● WRITTEN PROBLEM: What follows is a block of records; reproduce all of it verbatim.

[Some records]

──────────

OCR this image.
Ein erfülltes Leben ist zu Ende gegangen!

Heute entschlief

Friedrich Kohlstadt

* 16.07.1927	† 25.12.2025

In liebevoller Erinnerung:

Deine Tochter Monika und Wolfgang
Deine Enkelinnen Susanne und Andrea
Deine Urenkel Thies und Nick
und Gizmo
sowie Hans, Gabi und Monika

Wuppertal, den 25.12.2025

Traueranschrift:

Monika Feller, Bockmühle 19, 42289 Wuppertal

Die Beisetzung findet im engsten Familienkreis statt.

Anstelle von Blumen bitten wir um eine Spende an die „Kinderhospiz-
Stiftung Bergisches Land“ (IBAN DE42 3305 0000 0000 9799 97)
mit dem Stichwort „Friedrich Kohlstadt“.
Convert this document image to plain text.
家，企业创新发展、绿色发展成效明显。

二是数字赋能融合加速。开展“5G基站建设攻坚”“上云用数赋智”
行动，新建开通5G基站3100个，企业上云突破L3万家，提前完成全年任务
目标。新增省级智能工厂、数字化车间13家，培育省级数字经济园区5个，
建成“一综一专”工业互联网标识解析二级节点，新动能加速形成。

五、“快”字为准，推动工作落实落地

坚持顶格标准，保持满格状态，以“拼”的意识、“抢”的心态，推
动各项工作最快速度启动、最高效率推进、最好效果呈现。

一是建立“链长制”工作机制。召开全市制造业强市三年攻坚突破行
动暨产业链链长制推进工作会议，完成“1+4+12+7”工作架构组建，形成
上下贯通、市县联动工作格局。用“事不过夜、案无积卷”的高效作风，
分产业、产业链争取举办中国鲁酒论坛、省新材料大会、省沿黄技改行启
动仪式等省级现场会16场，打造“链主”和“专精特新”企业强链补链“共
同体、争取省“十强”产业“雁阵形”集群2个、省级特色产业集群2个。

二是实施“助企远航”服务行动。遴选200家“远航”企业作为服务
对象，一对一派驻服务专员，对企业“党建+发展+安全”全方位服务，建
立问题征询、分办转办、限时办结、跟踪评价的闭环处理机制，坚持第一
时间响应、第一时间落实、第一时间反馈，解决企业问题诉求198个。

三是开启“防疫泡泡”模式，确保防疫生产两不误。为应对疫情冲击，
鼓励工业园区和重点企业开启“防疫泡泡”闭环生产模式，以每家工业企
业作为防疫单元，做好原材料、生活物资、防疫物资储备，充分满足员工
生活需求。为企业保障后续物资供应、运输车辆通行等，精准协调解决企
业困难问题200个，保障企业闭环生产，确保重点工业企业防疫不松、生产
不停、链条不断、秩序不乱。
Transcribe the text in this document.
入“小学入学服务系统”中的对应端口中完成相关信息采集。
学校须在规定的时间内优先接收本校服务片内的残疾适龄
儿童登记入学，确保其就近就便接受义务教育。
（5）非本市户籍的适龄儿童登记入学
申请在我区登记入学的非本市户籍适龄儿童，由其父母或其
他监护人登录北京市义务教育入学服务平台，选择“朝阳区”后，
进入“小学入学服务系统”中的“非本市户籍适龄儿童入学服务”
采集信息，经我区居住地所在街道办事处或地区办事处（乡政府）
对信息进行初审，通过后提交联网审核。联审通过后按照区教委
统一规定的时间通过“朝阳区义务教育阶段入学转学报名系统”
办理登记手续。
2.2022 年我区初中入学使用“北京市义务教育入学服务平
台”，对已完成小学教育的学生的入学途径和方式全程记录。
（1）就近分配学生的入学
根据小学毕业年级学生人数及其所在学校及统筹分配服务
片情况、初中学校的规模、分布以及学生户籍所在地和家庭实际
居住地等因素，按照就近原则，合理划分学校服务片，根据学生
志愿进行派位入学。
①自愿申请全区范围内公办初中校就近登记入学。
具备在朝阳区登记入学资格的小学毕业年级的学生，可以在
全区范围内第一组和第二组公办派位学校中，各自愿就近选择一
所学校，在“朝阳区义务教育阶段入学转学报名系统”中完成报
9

──────────

● EXERCISE OUTPUT:
OCR this image.
Ein erfülltes Leben ist zu Ende gegangen!

Heute entschlief

Friedrich Kohlstadt

* 16.07.1927	† 25.12.2025

In liebevoller Erinnerung:

Deine Tochter Monika und Wolfgang
Deine Enkelinnen Susanne und Andrea
Deine Urenkel Thies und Nick
und Gizmo
sowie Hans, Gabi und Monika

Wuppertal, den 25.12.2025

Traueranschrift:

Monika Feller, Bockmühle 19, 42289 Wuppertal

Die Beisetzung findet im engsten Familienkreis statt.

Anstelle von Blumen bitten wir um eine Spende an die „Kinderhospiz-
Stiftung Bergisches Land“ (IBAN DE42 3305 0000 0000 9799 97)
mit dem Stichwort „Friedrich Kohlstadt“.
Convert this document image to plain text.
家，企业创新发展、绿色发展成效明显。

二是数字赋能融合加速。开展“5G基站建设攻坚”“上云用数赋智”
行动，新建开通5G基站3100个，企业上云突破L3万家，提前完成全年任务
目标。新增省级智能工厂、数字化车间13家，培育省级数字经济园区5个，
建成“一综一专”工业互联网标识解析二级节点，新动能加速形成。

五、“快”字为准，推动工作落实落地

坚持顶格标准，保持满格状态，以“拼”的意识、“抢”的心态，推
动各项工作最快速度启动、最高效率推进、最好效果呈现。

一是建立“链长制”工作机制。召开全市制造业强市三年攻坚突破行
动暨产业链链长制推进工作会议，完成“1+4+12+7”工作架构组建，形成
上下贯通、市县联动工作格局。用“事不过夜、案无积卷”的高效作风，
分产业、产业链争取举办中国鲁酒论坛、省新材料大会、省沿黄技改行启
动仪式等省级现场会16场，打造“链主”和“专精特新”企业强链补链“共
同体、争取省“十强”产业“雁阵形”集群2个、省级特色产业集群2个。

二是实施“助企远航”服务行动。遴选200家“远航”企业作为服务
对象，一对一派驻服务专员，对企业“党建+发展+安全”全方位服务，建
立问题征询、分办转办、限时办结、跟踪评价的闭环处理机制，坚持第一
时间响应、第一时间落实、第一时间反馈，解决企业问题诉求198个。

三是开启“防疫泡泡”模式，确保防疫生产两不误。为应对疫情冲击，
鼓励工业园区和重点企业开启“防疫泡泡”闭环生产模式，以每家工业企
业作为防疫单元，做好原材料、生活物资、防疫物资储备，充分满足员工
生活需求。为企业保障后续物资供应、运输车辆通行等，精准协调解决企
业困难问题200个，保障企业闭环生产，确保重点工业企业防疫不松、生产
不停、链条不断、秩序不乱。
Transcribe the text in this document.
入“小学入学服务系统”中的对应端口中完成相关信息采集。
学校须在规定的时间内优先接收本校服务片内的残疾适龄
儿童登记入学，确保其就近就便接受义务教育。
（5）非本市户籍的适龄儿童登记入学
申请在我区登记入学的非本市户籍适龄儿童，由其父母或其
他监护人登录北京市义务教育入学服务平台，选择“朝阳区”后，
进入“小学入学服务系统”中的“非本市户籍适龄儿童入学服务”
采集信息，经我区居住地所在街道办事处或地区办事处（乡政府）
对信息进行初审，通过后提交联网审核。联审通过后按照区教委
统一规定的时间通过“朝阳区义务教育阶段入学转学报名系统”
办理登记手续。
2.2022 年我区初中入学使用“北京市义务教育入学服务平
台”，对已完成小学教育的学生的入学途径和方式全程记录。
（1）就近分配学生的入学
根据小学毕业年级学生人数及其所在学校及统筹分配服务
片情况、初中学校的规模、分布以及学生户籍所在地和家庭实际
居住地等因素，按照就近原则，合理划分学校服务片，根据学生
志愿进行派位入学。
①自愿申请全区范围内公办初中校就近登记入学。
具备在朝阳区登记入学资格的小学毕业年级的学生，可以在
全区范围内第一组和第二组公办派位学校中，各自愿就近选择一
所学校，在“朝阳区义务教育阶段入学转学报名系统”中完成报
9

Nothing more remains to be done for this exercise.